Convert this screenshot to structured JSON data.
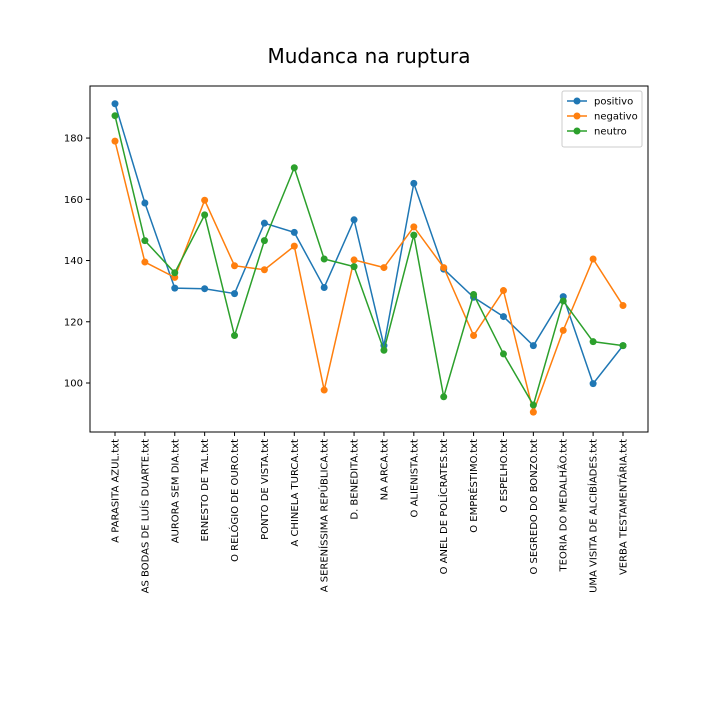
{
  "chart_data": {
    "type": "line",
    "title": "Mudanca na ruptura",
    "xlabel": "",
    "ylabel": "",
    "ylim": [
      84,
      197
    ],
    "yticks": [
      100,
      120,
      140,
      160,
      180
    ],
    "grid": false,
    "legend_position": "top-right",
    "categories": [
      "A PARASITA AZUL.txt",
      "AS BODAS DE LUÍS DUARTE.txt",
      "AURORA SEM DIA.txt",
      "ERNESTO DE TAL.txt",
      "O RELÓGIO DE OURO.txt",
      "PONTO DE VISTA.txt",
      "A CHINELA TURCA.txt",
      "A SERENÍSSIMA REPÚBLICA.txt",
      "D. BENEDITA.txt",
      "NA ARCA.txt",
      "O ALIENISTA.txt",
      "O ANEL DE POLÍCRATES.txt",
      "O EMPRÉSTIMO.txt",
      "O ESPELHO.txt",
      "O SEGREDO DO BONZO.txt",
      "TEORIA DO MEDALHÃO.txt",
      "UMA VISITA DE ALCIBÍADES.txt",
      "VERBA TESTAMENTÁRIA.txt"
    ],
    "series": [
      {
        "name": "positivo",
        "color": "#1f77b4",
        "values": [
          191.2,
          158.8,
          131.0,
          130.8,
          129.2,
          152.2,
          149.2,
          131.2,
          153.3,
          112.2,
          165.2,
          137.2,
          128.0,
          121.7,
          112.2,
          128.2,
          99.8,
          112.2
        ]
      },
      {
        "name": "negativo",
        "color": "#ff7f0e",
        "values": [
          179.0,
          139.5,
          134.5,
          159.7,
          138.3,
          137.0,
          144.7,
          97.7,
          140.2,
          137.7,
          151.0,
          137.7,
          115.5,
          130.2,
          90.5,
          117.2,
          140.5,
          125.3
        ]
      },
      {
        "name": "neutro",
        "color": "#2ca02c",
        "values": [
          187.3,
          146.5,
          136.0,
          154.9,
          115.5,
          146.5,
          170.3,
          140.5,
          138.0,
          110.7,
          148.3,
          95.5,
          128.9,
          109.5,
          92.8,
          126.8,
          113.5,
          112.2
        ]
      }
    ]
  }
}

EXERCISE:
Copy out every line of the listing that includes the string "color".

RESULT FOR THIS EXERCISE:
        "color": "#1f77b4",
        "color": "#ff7f0e",
        "color": "#2ca02c",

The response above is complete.